__Task details__: What is the number of lines in the entries below that include the word "usage"? Provide the number only.
# START OF Given data
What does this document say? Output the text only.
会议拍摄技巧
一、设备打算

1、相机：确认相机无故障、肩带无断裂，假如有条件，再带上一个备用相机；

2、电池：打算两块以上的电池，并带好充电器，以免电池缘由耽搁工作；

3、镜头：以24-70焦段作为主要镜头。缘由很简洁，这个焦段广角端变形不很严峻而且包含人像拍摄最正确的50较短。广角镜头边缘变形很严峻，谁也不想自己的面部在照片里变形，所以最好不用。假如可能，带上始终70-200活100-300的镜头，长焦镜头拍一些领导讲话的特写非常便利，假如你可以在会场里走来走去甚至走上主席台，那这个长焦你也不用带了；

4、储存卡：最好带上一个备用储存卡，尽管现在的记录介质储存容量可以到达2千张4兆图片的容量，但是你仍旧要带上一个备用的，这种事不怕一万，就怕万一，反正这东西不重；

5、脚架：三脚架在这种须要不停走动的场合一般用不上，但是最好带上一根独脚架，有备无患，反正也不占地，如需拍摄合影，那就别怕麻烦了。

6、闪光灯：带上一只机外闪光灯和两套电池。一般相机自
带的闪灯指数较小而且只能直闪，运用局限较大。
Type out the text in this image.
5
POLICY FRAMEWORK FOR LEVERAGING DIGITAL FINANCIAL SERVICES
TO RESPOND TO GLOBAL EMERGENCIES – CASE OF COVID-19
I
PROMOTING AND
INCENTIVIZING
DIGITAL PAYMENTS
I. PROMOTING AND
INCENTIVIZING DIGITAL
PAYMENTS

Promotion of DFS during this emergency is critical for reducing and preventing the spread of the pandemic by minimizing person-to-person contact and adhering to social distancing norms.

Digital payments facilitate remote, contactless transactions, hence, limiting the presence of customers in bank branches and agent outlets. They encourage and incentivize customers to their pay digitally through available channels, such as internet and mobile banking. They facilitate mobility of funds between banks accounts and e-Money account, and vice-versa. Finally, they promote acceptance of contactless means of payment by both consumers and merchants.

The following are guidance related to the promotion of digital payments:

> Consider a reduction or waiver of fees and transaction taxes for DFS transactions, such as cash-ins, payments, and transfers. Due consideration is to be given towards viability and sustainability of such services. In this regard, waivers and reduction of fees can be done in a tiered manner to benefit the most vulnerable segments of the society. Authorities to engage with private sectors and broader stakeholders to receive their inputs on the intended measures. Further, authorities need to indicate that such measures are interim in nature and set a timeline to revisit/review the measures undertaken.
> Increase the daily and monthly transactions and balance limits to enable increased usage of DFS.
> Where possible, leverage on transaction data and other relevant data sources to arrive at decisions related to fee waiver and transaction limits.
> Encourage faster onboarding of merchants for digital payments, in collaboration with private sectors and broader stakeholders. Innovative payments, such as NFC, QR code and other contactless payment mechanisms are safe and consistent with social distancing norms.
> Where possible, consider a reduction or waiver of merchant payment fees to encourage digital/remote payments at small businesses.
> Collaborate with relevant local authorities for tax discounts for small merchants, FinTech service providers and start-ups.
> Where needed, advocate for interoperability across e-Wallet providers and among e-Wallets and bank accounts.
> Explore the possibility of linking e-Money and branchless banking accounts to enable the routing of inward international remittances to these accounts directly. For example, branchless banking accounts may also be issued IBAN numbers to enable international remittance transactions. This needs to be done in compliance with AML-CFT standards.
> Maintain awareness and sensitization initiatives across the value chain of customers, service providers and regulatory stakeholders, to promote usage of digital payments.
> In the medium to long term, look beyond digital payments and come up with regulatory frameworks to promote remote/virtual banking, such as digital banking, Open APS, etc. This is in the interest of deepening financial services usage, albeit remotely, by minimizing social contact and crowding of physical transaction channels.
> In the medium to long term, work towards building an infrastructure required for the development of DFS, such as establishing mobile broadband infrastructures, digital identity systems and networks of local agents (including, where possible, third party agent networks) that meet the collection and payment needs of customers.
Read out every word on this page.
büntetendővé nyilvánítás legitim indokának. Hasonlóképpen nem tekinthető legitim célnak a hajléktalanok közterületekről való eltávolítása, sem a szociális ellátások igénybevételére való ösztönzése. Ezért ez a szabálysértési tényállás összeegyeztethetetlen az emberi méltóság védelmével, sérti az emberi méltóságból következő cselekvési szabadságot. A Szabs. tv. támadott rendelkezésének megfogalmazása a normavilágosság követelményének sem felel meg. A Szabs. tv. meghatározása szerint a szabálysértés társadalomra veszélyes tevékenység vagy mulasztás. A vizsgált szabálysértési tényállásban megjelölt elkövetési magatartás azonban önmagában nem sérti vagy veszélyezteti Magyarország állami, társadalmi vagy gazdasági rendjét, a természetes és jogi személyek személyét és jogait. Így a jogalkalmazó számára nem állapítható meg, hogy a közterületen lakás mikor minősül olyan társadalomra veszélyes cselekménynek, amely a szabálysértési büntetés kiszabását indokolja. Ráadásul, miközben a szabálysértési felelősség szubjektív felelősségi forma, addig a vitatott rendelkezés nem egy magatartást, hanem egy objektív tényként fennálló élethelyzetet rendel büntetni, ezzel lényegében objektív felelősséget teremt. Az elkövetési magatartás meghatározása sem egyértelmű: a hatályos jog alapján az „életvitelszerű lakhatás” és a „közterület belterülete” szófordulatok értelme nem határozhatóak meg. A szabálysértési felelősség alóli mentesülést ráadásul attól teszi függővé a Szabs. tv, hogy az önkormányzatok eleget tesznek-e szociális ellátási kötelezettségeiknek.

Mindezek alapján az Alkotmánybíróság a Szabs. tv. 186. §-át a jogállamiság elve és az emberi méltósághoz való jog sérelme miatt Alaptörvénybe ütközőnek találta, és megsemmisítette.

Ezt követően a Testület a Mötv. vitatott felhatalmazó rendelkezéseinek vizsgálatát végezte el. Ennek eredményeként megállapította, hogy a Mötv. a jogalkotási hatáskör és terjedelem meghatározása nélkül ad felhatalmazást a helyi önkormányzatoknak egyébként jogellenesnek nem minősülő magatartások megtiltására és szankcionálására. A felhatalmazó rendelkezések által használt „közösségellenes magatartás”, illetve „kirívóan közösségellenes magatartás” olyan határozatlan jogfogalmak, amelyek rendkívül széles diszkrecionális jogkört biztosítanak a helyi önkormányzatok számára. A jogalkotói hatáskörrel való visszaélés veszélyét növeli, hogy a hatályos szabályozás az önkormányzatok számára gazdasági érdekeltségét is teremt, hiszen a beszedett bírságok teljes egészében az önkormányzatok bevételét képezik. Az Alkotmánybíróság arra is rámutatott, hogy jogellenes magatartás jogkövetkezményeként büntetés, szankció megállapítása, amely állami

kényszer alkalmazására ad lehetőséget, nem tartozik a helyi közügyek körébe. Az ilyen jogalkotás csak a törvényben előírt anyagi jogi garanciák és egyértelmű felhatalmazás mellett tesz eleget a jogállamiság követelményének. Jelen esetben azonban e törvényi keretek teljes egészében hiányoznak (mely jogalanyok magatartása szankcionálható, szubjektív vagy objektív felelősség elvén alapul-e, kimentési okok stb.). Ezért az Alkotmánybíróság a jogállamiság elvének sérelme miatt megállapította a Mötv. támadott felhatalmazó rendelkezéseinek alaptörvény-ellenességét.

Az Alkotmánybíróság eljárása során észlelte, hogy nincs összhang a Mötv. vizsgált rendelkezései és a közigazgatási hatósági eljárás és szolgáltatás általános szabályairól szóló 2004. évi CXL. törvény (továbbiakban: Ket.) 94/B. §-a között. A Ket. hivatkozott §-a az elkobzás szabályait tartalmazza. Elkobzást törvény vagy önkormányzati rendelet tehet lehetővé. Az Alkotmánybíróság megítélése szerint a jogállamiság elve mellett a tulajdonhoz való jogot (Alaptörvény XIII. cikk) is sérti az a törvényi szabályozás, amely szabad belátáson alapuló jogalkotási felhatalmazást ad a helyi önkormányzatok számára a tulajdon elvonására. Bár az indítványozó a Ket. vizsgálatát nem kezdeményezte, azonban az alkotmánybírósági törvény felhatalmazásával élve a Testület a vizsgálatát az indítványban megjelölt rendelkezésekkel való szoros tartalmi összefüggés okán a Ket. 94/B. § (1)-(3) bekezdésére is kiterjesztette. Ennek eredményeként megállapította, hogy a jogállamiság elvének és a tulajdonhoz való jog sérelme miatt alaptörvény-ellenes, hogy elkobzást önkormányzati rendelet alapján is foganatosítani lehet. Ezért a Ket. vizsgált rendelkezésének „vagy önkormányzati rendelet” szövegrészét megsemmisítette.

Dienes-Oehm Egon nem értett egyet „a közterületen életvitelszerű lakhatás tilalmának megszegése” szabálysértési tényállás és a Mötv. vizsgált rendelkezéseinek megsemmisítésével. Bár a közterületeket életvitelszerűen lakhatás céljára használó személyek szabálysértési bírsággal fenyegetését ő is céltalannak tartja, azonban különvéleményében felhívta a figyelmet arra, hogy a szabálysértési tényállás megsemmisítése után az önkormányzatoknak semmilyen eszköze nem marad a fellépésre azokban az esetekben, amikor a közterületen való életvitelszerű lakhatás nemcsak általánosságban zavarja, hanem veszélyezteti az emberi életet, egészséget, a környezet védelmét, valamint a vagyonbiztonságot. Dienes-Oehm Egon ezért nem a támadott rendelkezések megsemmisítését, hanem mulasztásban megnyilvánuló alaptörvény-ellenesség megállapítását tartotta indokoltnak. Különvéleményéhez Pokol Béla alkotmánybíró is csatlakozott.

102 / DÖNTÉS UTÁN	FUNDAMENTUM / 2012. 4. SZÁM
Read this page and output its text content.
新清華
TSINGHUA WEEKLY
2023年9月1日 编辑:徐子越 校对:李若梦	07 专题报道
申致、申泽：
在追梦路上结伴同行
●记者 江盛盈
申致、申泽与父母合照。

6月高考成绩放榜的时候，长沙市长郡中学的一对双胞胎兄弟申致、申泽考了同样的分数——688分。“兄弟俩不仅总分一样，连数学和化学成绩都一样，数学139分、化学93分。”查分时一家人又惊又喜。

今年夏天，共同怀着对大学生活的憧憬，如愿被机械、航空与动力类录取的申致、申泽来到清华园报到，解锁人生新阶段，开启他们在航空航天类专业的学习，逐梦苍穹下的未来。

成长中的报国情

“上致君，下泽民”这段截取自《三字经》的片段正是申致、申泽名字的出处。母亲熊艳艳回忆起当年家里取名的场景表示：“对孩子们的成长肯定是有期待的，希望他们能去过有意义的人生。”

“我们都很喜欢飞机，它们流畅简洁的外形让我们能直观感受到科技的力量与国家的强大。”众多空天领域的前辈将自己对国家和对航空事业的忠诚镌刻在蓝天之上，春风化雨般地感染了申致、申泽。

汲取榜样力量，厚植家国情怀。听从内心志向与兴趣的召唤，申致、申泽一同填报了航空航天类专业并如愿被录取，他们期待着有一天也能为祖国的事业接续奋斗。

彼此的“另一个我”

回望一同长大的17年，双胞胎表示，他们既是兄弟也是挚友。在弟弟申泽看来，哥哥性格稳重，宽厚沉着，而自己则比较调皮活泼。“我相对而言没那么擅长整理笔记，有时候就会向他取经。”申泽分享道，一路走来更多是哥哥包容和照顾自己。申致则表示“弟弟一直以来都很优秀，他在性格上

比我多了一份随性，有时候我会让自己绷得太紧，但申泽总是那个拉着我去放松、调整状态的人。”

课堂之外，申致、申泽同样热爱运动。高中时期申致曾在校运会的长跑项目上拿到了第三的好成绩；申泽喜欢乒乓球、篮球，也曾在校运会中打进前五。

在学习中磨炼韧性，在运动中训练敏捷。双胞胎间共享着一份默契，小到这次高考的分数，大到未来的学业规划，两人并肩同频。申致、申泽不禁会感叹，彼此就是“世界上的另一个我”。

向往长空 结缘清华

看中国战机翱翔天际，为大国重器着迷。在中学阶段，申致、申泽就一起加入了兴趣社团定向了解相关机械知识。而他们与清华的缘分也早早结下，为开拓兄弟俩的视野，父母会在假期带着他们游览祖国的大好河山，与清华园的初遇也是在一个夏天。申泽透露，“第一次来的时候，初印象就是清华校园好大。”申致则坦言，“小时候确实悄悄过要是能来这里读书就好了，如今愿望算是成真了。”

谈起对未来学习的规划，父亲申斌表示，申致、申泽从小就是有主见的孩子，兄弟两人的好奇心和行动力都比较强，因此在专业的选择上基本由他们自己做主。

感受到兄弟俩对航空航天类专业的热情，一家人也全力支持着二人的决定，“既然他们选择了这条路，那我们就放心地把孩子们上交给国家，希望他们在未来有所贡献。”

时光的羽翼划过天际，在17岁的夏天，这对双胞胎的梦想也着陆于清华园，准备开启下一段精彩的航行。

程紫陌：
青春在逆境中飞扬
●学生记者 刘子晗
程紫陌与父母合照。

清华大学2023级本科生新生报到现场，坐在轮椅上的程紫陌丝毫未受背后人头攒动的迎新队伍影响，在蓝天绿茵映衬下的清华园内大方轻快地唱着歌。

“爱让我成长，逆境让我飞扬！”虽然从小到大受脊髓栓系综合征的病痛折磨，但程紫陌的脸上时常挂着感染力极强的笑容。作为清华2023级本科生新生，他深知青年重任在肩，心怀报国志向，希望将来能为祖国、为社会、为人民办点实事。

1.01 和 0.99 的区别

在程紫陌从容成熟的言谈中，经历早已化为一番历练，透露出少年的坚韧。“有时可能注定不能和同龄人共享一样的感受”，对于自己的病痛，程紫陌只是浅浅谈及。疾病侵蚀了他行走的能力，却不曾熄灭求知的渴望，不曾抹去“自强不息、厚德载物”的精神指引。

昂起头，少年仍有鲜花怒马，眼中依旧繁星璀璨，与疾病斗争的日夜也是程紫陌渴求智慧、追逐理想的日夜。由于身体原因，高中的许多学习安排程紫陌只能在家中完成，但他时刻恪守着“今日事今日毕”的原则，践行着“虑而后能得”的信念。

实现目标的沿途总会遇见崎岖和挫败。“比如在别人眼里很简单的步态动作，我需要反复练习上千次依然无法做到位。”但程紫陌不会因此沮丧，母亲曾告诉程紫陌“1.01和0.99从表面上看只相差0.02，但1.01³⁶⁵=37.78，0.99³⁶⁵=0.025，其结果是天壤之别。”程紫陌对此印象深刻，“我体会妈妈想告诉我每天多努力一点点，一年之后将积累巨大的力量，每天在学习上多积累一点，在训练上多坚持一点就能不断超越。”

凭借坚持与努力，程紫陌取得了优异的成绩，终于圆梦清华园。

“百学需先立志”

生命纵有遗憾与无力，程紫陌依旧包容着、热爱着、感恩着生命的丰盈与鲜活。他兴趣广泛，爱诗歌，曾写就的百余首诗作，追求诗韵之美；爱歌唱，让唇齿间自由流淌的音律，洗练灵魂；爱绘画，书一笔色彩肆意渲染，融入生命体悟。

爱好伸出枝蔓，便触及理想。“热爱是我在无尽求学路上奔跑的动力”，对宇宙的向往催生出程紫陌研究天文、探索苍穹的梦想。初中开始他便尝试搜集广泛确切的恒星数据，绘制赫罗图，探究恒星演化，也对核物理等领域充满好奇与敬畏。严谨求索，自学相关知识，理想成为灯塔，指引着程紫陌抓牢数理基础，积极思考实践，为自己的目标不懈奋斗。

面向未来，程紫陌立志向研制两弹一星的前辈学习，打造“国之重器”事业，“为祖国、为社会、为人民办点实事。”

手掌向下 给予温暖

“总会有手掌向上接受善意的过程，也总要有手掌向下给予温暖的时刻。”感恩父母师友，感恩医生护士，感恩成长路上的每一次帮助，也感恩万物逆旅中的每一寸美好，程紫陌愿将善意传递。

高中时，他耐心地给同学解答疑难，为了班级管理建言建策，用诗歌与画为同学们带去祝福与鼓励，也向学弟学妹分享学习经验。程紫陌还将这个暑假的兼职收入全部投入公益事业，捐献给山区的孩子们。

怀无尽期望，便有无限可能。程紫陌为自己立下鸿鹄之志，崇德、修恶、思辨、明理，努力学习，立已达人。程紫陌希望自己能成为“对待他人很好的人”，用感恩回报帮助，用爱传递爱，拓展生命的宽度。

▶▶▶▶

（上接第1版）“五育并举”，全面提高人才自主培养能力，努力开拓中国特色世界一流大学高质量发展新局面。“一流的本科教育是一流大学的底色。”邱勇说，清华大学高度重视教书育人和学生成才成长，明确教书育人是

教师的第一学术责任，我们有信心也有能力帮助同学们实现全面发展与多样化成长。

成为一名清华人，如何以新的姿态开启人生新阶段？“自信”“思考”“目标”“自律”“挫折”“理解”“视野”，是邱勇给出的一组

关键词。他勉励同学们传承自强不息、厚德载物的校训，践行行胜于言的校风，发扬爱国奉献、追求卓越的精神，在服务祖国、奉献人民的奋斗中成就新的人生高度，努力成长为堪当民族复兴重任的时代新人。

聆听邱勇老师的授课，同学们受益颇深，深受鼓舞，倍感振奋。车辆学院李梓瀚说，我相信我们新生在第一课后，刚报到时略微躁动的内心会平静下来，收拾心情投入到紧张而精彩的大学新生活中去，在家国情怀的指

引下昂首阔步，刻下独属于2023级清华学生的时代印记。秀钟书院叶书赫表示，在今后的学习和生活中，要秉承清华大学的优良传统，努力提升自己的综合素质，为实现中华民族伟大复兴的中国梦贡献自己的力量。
# END OF Given data
__Task answer__: 3